• _Written request_
Restate the records that follow word for word; no pictures should appear.

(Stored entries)
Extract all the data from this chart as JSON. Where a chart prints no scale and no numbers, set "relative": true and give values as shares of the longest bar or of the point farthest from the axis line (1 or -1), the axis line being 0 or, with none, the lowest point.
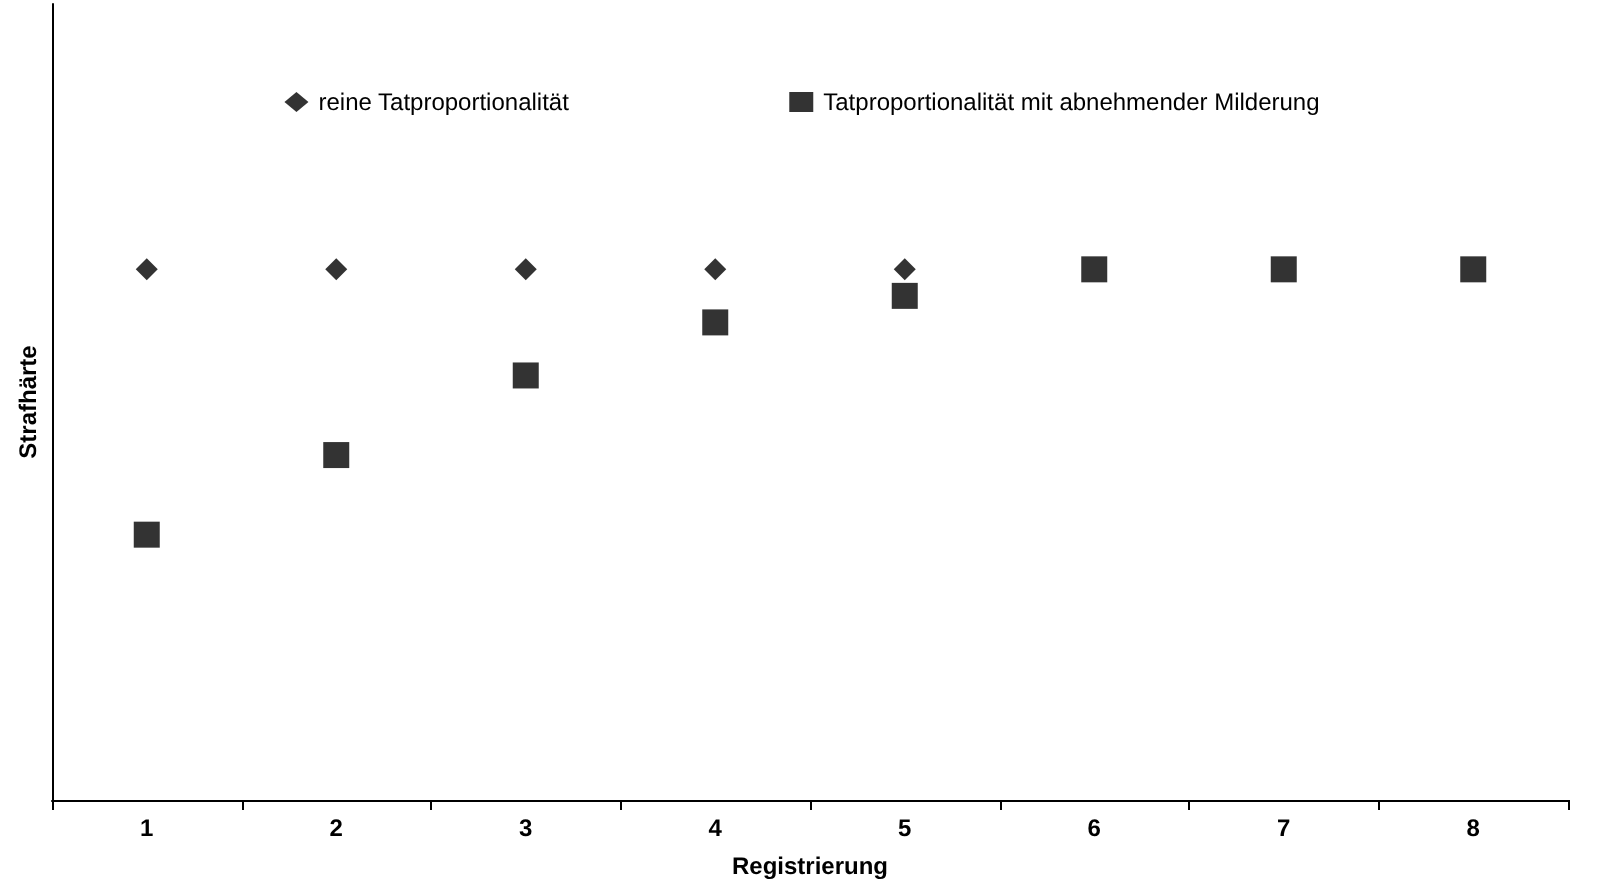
{
  "chart_data": {
    "type": "scatter",
    "relative": true,
    "xlabel": "Registrierung",
    "ylabel": "Strafhärte",
    "categories": [
      "1",
      "2",
      "3",
      "4",
      "5",
      "6",
      "7",
      "8"
    ],
    "legend": "top",
    "grid": false,
    "series": [
      {
        "name": "reine Tatproportionalität",
        "color": "#000000",
        "marker": "diamond",
        "values": [
          1,
          1,
          1,
          1,
          1,
          null,
          null,
          null
        ]
      },
      {
        "name": "Tatproportionalität mit abnehmender Milderung",
        "color": "#000000",
        "marker": "square",
        "values": [
          0.5,
          0.65,
          0.8,
          0.9,
          0.95,
          1,
          1,
          1
        ]
      }
    ]
  }
}
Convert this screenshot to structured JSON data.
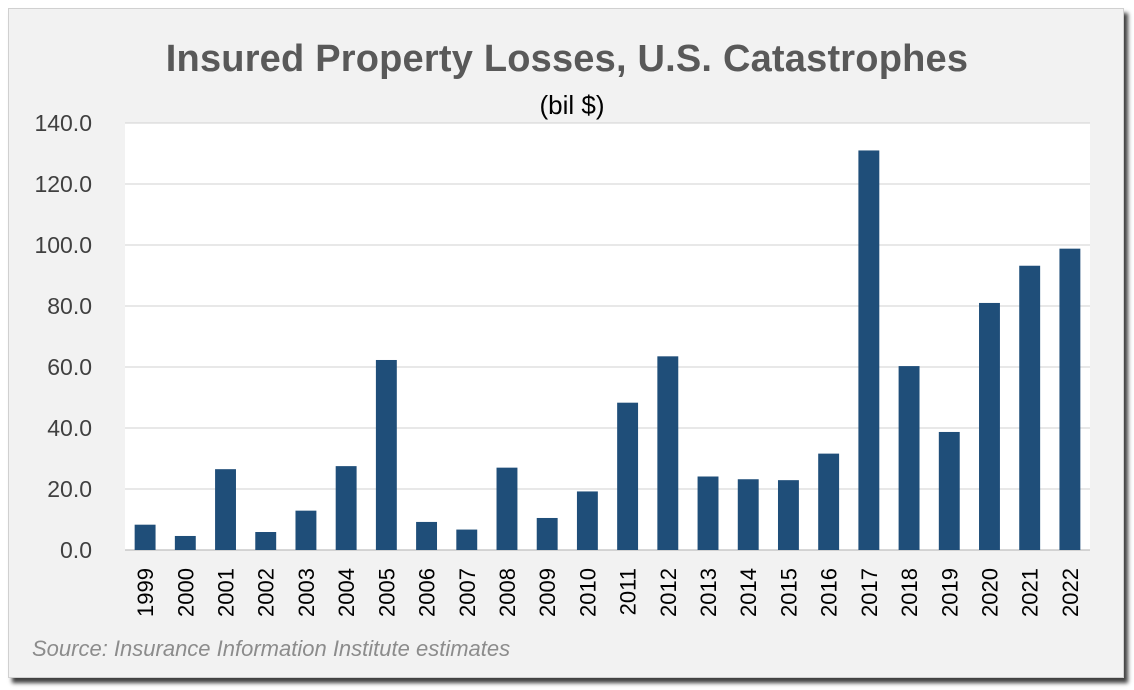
{
  "chart_data": {
    "type": "bar",
    "title": "Insured Property Losses, U.S. Catastrophes",
    "subtitle": "(bil $)",
    "source": "Source: Insurance Information Institute estimates",
    "categories": [
      "1999",
      "2000",
      "2001",
      "2002",
      "2003",
      "2004",
      "2005",
      "2006",
      "2007",
      "2008",
      "2009",
      "2010",
      "2011",
      "2012",
      "2013",
      "2014",
      "2015",
      "2016",
      "2017",
      "2018",
      "2019",
      "2020",
      "2021",
      "2022"
    ],
    "values": [
      8.3,
      4.6,
      26.5,
      5.9,
      12.9,
      27.5,
      62.3,
      9.2,
      6.7,
      27.0,
      10.5,
      19.2,
      48.3,
      63.5,
      24.1,
      23.2,
      22.9,
      31.6,
      131.0,
      60.3,
      38.7,
      81.0,
      93.2,
      98.8
    ],
    "ylim": [
      0,
      140
    ],
    "yticks": [
      "0.0",
      "20.0",
      "40.0",
      "60.0",
      "80.0",
      "100.0",
      "120.0",
      "140.0"
    ],
    "grid": true,
    "bar_color": "#1f4e79"
  }
}
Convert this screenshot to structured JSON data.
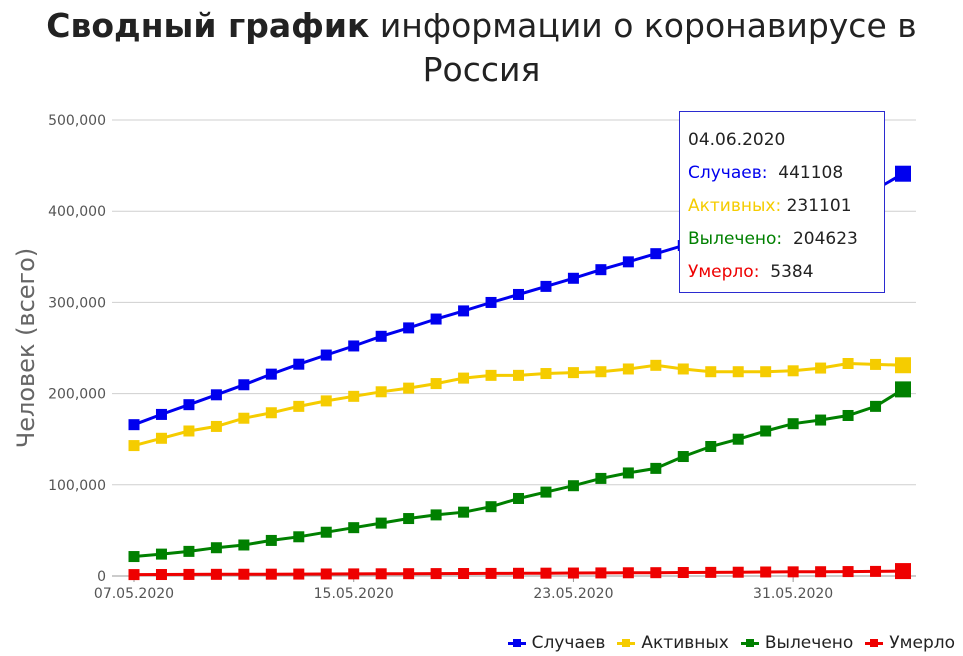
{
  "title": {
    "bold": "Сводный график",
    "rest": "информации о коронавирусе в Россия"
  },
  "chart_data": {
    "type": "line",
    "title": "Сводный график информации о коронавирусе в Россия",
    "ylabel": "Человек (всего)",
    "xlabel": "",
    "ylim": [
      0,
      500000
    ],
    "y_ticks": [
      "0",
      "100,000",
      "200,000",
      "300,000",
      "400,000",
      "500,000"
    ],
    "x_ticks": [
      "07.05.2020",
      "15.05.2020",
      "23.05.2020",
      "31.05.2020"
    ],
    "x": [
      "07.05.2020",
      "08.05.2020",
      "09.05.2020",
      "10.05.2020",
      "11.05.2020",
      "12.05.2020",
      "13.05.2020",
      "14.05.2020",
      "15.05.2020",
      "16.05.2020",
      "17.05.2020",
      "18.05.2020",
      "19.05.2020",
      "20.05.2020",
      "21.05.2020",
      "22.05.2020",
      "23.05.2020",
      "24.05.2020",
      "25.05.2020",
      "26.05.2020",
      "27.05.2020",
      "28.05.2020",
      "29.05.2020",
      "30.05.2020",
      "31.05.2020",
      "01.06.2020",
      "02.06.2020",
      "03.06.2020",
      "04.06.2020"
    ],
    "grid": true,
    "legend_position": "bottom-right",
    "series": [
      {
        "name": "Случаев",
        "color": "#0000ee",
        "values": [
          165929,
          177160,
          187859,
          198676,
          209688,
          221344,
          232243,
          242271,
          252245,
          262843,
          272043,
          281752,
          290678,
          299941,
          308705,
          317554,
          326448,
          335882,
          344481,
          353427,
          362342,
          370680,
          379051,
          387623,
          396575,
          405843,
          414878,
          423741,
          441108
        ]
      },
      {
        "name": "Активных",
        "color": "#f5cc00",
        "values": [
          143000,
          151000,
          159000,
          164000,
          173000,
          179000,
          186000,
          192000,
          197000,
          202000,
          206000,
          211000,
          217000,
          220000,
          220000,
          222000,
          223000,
          224000,
          227000,
          231000,
          227000,
          224000,
          224000,
          224000,
          225000,
          228000,
          233000,
          232000,
          231101
        ]
      },
      {
        "name": "Вылечено",
        "color": "#008000",
        "values": [
          21327,
          24000,
          27000,
          31000,
          34000,
          39000,
          43000,
          48000,
          53000,
          58000,
          63000,
          67000,
          70000,
          76000,
          85000,
          92000,
          99000,
          107000,
          113000,
          118000,
          131000,
          142000,
          150000,
          159000,
          167000,
          171000,
          176000,
          186000,
          204623
        ]
      },
      {
        "name": "Умерло",
        "color": "#ee0000",
        "values": [
          1537,
          1625,
          1723,
          1827,
          1915,
          2009,
          2116,
          2212,
          2305,
          2418,
          2537,
          2631,
          2722,
          2837,
          2972,
          3099,
          3249,
          3388,
          3541,
          3633,
          3807,
          3968,
          4142,
          4374,
          4555,
          4693,
          4855,
          5037,
          5384
        ]
      }
    ]
  },
  "tooltip": {
    "date": "04.06.2020",
    "rows": [
      {
        "label": "Случаев:",
        "value": "441108",
        "color": "#0000ee"
      },
      {
        "label": "Активных:",
        "value": "231101",
        "color": "#f5cc00"
      },
      {
        "label": "Вылечено:",
        "value": "204623",
        "color": "#008000"
      },
      {
        "label": "Умерло:",
        "value": "5384",
        "color": "#ee0000"
      }
    ]
  },
  "legend": [
    {
      "label": "Случаев",
      "color": "#0000ee"
    },
    {
      "label": "Активных",
      "color": "#f5cc00"
    },
    {
      "label": "Вылечено",
      "color": "#008000"
    },
    {
      "label": "Умерло",
      "color": "#ee0000"
    }
  ]
}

• _Result for this task_
Extract all the data from this chart as JSON. Where a chart prints no scale and no numbers, set "relative": true and give values as shares of the longest bar or of the point farthest from the axis line (1 or -1), the axis line being 0 or, with none, the lowest point.
{
  "chart_data": {
    "type": "scatter",
    "relative": true,
    "xlabel": "Registrierung",
    "ylabel": "Strafhärte",
    "categories": [
      "1",
      "2",
      "3",
      "4",
      "5",
      "6",
      "7",
      "8"
    ],
    "legend": "top",
    "grid": false,
    "series": [
      {
        "name": "reine Tatproportionalität",
        "color": "#000000",
        "marker": "diamond",
        "values": [
          1,
          1,
          1,
          1,
          1,
          null,
          null,
          null
        ]
      },
      {
        "name": "Tatproportionalität mit abnehmender Milderung",
        "color": "#000000",
        "marker": "square",
        "values": [
          0.5,
          0.65,
          0.8,
          0.9,
          0.95,
          1,
          1,
          1
        ]
      }
    ]
  }
}
Convert this screenshot to structured JSON data.
{
  "chart_data": {
    "type": "bar",
    "title": "Insured Property Losses, U.S. Catastrophes",
    "subtitle": "(bil $)",
    "source": "Source: Insurance Information Institute estimates",
    "categories": [
      "1999",
      "2000",
      "2001",
      "2002",
      "2003",
      "2004",
      "2005",
      "2006",
      "2007",
      "2008",
      "2009",
      "2010",
      "2011",
      "2012",
      "2013",
      "2014",
      "2015",
      "2016",
      "2017",
      "2018",
      "2019",
      "2020",
      "2021",
      "2022"
    ],
    "values": [
      8.3,
      4.6,
      26.5,
      5.9,
      12.9,
      27.5,
      62.3,
      9.2,
      6.7,
      27.0,
      10.5,
      19.2,
      48.3,
      63.5,
      24.1,
      23.2,
      22.9,
      31.6,
      131.0,
      60.3,
      38.7,
      81.0,
      93.2,
      98.8
    ],
    "ylim": [
      0,
      140
    ],
    "yticks": [
      "0.0",
      "20.0",
      "40.0",
      "60.0",
      "80.0",
      "100.0",
      "120.0",
      "140.0"
    ],
    "grid": true,
    "bar_color": "#1f4e79"
  }
}
Convert this screenshot to structured JSON data.
{
  "title": {
    "bold": "Сводный график",
    "rest": "информации о коронавирусе в Россия"
  },
  "chart_data": {
    "type": "line",
    "title": "Сводный график информации о коронавирусе в Россия",
    "ylabel": "Человек (всего)",
    "xlabel": "",
    "ylim": [
      0,
      500000
    ],
    "y_ticks": [
      "0",
      "100,000",
      "200,000",
      "300,000",
      "400,000",
      "500,000"
    ],
    "x_ticks": [
      "07.05.2020",
      "15.05.2020",
      "23.05.2020",
      "31.05.2020"
    ],
    "x": [
      "07.05.2020",
      "08.05.2020",
      "09.05.2020",
      "10.05.2020",
      "11.05.2020",
      "12.05.2020",
      "13.05.2020",
      "14.05.2020",
      "15.05.2020",
      "16.05.2020",
      "17.05.2020",
      "18.05.2020",
      "19.05.2020",
      "20.05.2020",
      "21.05.2020",
      "22.05.2020",
      "23.05.2020",
      "24.05.2020",
      "25.05.2020",
      "26.05.2020",
      "27.05.2020",
      "28.05.2020",
      "29.05.2020",
      "30.05.2020",
      "31.05.2020",
      "01.06.2020",
      "02.06.2020",
      "03.06.2020",
      "04.06.2020"
    ],
    "grid": true,
    "legend_position": "bottom-right",
    "series": [
      {
        "name": "Случаев",
        "color": "#0000ee",
        "values": [
          165929,
          177160,
          187859,
          198676,
          209688,
          221344,
          232243,
          242271,
          252245,
          262843,
          272043,
          281752,
          290678,
          299941,
          308705,
          317554,
          326448,
          335882,
          344481,
          353427,
          362342,
          370680,
          379051,
          387623,
          396575,
          405843,
          414878,
          423741,
          441108
        ]
      },
      {
        "name": "Активных",
        "color": "#f5cc00",
        "values": [
          143000,
          151000,
          159000,
          164000,
          173000,
          179000,
          186000,
          192000,
          197000,
          202000,
          206000,
          211000,
          217000,
          220000,
          220000,
          222000,
          223000,
          224000,
          227000,
          231000,
          227000,
          224000,
          224000,
          224000,
          225000,
          228000,
          233000,
          232000,
          231101
        ]
      },
      {
        "name": "Вылечено",
        "color": "#008000",
        "values": [
          21327,
          24000,
          27000,
          31000,
          34000,
          39000,
          43000,
          48000,
          53000,
          58000,
          63000,
          67000,
          70000,
          76000,
          85000,
          92000,
          99000,
          107000,
          113000,
          118000,
          131000,
          142000,
          150000,
          159000,
          167000,
          171000,
          176000,
          186000,
          204623
        ]
      },
      {
        "name": "Умерло",
        "color": "#ee0000",
        "values": [
          1537,
          1625,
          1723,
          1827,
          1915,
          2009,
          2116,
          2212,
          2305,
          2418,
          2537,
          2631,
          2722,
          2837,
          2972,
          3099,
          3249,
          3388,
          3541,
          3633,
          3807,
          3968,
          4142,
          4374,
          4555,
          4693,
          4855,
          5037,
          5384
        ]
      }
    ]
  },
  "tooltip": {
    "date": "04.06.2020",
    "rows": [
      {
        "label": "Случаев:",
        "value": "441108",
        "color": "#0000ee"
      },
      {
        "label": "Активных:",
        "value": "231101",
        "color": "#f5cc00"
      },
      {
        "label": "Вылечено:",
        "value": "204623",
        "color": "#008000"
      },
      {
        "label": "Умерло:",
        "value": "5384",
        "color": "#ee0000"
      }
    ]
  },
  "legend": [
    {
      "label": "Случаев",
      "color": "#0000ee"
    },
    {
      "label": "Активных",
      "color": "#f5cc00"
    },
    {
      "label": "Вылечено",
      "color": "#008000"
    },
    {
      "label": "Умерло",
      "color": "#ee0000"
    }
  ]
}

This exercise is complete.